TASK REQUIREMENTS —
What is the number of lines in the data holding the word "color"? Give that number by itself.

[Items from a dataset]
============
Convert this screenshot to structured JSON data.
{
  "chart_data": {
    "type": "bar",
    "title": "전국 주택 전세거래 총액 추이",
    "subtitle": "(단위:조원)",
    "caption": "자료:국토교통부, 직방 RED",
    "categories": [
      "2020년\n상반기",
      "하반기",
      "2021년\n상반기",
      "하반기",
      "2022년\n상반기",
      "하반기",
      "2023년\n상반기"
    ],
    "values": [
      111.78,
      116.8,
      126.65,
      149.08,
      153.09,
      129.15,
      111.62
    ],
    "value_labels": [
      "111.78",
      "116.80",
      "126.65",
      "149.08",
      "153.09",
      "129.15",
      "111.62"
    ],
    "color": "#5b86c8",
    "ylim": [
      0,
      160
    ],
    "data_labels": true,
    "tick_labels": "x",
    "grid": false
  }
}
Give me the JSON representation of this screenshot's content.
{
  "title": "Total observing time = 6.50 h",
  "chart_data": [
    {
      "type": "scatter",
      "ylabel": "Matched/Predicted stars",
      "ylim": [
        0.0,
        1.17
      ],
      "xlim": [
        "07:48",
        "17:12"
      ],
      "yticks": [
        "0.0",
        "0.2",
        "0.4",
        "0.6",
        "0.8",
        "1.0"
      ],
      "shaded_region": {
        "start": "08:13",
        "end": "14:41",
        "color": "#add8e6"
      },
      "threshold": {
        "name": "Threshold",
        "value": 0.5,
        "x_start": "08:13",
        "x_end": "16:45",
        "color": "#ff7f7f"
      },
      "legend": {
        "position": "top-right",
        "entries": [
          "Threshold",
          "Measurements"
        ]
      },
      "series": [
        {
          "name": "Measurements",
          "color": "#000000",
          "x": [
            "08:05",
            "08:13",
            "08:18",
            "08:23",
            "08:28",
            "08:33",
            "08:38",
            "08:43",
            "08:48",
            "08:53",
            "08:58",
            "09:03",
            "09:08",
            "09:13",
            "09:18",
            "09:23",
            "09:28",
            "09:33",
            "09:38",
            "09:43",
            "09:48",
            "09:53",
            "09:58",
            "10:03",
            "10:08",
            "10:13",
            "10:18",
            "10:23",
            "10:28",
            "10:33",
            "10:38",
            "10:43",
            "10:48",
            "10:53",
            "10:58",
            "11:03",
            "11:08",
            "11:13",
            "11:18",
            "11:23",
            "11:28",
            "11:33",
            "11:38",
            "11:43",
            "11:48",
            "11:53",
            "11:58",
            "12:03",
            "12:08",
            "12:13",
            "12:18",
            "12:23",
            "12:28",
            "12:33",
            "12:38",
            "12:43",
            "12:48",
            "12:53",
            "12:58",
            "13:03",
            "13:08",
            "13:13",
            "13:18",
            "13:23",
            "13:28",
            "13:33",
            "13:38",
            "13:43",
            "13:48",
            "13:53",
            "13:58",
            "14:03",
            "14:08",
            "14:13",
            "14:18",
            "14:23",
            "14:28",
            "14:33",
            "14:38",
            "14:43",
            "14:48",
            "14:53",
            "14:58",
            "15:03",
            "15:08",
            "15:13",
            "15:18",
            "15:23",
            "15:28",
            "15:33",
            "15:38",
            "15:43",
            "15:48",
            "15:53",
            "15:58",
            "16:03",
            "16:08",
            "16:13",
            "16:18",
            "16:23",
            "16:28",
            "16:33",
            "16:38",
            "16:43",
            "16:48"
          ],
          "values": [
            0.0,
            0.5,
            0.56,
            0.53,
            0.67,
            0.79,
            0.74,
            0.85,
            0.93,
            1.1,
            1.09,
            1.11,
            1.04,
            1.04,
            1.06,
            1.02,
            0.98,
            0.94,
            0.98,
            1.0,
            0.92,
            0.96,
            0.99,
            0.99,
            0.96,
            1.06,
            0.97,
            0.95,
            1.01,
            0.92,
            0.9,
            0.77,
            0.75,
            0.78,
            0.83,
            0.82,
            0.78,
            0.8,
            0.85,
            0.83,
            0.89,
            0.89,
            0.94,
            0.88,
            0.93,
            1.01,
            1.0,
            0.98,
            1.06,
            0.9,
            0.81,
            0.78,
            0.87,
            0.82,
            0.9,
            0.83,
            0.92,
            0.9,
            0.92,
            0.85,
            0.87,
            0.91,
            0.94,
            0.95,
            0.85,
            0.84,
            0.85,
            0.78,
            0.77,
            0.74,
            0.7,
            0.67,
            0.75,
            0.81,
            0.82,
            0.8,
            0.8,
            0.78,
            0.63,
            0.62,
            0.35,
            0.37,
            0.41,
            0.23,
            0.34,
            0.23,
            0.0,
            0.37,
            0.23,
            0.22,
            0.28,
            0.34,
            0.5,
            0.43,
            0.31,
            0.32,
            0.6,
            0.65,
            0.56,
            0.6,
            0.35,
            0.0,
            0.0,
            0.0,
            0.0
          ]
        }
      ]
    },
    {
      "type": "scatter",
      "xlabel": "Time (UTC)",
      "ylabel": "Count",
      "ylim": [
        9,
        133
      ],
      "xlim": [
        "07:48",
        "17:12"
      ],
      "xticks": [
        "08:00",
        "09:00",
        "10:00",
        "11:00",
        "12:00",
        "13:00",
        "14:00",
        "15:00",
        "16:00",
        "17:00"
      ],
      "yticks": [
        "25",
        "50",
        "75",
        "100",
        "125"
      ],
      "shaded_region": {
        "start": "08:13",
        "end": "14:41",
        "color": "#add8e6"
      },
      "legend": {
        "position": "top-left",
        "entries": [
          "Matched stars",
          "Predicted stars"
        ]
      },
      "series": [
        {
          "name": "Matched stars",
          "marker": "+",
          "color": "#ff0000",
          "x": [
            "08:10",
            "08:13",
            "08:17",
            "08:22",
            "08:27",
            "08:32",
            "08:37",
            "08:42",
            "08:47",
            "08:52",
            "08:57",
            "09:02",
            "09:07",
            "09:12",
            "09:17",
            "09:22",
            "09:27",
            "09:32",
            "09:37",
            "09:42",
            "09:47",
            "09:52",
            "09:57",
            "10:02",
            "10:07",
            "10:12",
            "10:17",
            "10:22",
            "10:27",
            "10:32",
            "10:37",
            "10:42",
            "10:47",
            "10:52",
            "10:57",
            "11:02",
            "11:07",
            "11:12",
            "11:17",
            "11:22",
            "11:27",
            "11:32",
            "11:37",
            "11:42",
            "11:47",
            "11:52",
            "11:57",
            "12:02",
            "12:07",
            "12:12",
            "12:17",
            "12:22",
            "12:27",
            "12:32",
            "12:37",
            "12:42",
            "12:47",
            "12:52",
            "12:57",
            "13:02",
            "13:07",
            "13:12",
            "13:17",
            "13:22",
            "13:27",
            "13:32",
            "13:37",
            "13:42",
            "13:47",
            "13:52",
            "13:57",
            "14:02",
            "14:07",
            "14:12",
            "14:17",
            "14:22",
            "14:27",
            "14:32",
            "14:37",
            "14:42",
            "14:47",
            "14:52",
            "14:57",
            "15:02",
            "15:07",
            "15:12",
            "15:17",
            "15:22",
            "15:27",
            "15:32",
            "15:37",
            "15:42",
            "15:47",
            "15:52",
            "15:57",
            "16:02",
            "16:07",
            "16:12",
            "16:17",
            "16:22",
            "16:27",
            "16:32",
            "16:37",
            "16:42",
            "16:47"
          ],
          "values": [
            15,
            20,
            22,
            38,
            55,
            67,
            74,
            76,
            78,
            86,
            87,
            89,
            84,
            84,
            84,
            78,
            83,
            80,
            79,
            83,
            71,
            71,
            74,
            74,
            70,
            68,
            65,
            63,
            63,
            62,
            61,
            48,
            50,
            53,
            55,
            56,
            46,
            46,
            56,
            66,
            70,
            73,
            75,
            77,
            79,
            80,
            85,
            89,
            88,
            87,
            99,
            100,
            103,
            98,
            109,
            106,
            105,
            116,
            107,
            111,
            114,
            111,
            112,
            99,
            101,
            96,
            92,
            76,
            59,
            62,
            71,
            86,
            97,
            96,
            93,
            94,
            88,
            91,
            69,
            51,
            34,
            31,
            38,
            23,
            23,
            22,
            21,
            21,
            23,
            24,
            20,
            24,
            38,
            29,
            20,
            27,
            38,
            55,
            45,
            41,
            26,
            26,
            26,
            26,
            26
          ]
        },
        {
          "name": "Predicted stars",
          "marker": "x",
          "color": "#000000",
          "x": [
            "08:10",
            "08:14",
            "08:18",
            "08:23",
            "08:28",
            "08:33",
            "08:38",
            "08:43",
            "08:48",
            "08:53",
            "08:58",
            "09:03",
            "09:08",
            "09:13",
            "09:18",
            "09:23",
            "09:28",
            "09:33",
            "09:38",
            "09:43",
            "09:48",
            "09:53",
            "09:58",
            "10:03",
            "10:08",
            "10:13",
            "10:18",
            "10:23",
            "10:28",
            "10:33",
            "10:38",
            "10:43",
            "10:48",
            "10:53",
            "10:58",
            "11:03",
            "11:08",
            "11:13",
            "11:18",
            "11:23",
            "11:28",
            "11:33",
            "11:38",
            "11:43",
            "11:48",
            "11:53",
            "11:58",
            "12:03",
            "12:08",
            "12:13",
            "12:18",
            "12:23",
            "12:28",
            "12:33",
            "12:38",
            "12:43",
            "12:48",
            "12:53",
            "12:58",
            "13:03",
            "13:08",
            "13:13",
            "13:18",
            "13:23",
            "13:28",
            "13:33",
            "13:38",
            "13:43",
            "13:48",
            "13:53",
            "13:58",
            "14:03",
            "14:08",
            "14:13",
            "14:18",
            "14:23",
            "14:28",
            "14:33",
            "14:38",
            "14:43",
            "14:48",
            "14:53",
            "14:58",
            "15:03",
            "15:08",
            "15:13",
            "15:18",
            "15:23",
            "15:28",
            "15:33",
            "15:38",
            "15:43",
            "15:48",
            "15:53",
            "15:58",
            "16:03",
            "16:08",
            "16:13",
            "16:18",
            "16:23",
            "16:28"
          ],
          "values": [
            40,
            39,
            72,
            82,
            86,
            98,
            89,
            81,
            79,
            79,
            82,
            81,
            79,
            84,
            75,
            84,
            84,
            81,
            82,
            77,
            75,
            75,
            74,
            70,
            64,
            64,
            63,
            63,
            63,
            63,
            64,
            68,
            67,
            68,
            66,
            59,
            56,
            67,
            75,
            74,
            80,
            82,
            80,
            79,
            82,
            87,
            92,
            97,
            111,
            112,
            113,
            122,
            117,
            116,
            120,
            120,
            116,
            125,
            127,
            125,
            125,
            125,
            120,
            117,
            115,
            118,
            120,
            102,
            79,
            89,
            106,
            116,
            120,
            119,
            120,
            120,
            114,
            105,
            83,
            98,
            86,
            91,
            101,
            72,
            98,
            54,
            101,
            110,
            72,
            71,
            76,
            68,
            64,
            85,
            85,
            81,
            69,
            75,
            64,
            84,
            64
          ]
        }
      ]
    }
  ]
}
============
COMPLETE RESPONSE —
7